BEGIN Source records

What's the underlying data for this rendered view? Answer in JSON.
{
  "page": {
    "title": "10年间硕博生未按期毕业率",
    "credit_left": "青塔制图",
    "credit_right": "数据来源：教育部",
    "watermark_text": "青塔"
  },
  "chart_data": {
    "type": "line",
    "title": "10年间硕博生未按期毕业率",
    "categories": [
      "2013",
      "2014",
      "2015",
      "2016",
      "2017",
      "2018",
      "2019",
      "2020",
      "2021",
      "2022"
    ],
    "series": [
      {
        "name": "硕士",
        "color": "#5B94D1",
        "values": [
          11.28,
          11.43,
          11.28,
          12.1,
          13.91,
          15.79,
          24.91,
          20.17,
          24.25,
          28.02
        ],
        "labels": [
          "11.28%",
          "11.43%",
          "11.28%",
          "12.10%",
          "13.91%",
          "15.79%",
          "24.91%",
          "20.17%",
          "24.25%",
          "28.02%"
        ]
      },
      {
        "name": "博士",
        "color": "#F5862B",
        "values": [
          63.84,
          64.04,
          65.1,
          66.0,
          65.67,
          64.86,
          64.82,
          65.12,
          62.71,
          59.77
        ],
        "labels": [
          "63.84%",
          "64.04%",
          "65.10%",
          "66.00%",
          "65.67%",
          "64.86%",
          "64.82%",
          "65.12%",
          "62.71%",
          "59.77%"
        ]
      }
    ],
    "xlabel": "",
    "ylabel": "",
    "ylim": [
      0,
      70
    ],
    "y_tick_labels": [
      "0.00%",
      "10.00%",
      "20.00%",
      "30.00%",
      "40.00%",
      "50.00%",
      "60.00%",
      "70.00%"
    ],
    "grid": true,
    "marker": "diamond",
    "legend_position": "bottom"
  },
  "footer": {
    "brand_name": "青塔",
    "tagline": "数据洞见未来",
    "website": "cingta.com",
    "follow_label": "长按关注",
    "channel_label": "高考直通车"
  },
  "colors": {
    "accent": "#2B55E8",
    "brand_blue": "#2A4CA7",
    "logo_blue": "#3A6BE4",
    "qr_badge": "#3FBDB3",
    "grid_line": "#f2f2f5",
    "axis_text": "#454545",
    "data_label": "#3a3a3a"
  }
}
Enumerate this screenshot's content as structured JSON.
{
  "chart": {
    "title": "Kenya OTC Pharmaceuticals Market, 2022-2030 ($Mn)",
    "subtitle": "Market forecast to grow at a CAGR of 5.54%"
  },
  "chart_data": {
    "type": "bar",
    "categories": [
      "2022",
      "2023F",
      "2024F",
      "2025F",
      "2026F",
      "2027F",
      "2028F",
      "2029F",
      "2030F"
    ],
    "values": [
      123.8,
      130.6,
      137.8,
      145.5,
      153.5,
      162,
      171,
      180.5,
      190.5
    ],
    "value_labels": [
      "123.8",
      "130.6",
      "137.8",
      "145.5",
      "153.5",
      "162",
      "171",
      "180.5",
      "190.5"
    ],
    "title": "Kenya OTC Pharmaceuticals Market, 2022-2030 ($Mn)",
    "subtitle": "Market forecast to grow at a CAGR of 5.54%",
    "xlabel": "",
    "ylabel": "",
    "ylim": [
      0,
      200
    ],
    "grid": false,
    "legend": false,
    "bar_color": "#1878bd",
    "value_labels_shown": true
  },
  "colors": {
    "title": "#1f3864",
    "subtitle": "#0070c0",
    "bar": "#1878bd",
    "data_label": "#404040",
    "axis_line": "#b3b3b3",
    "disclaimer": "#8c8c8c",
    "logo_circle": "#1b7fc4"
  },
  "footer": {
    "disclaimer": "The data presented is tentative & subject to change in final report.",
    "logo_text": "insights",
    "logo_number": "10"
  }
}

END Source records

- _What to do_
Lines holding the word "CAGR" in the entries above are the ones to pull out. Copy them all.

- _Reply to the exercise_
    "subtitle": "Market forecast to grow at a CAGR of 5.54%"
    "subtitle": "Market forecast to grow at a CAGR of 5.54%",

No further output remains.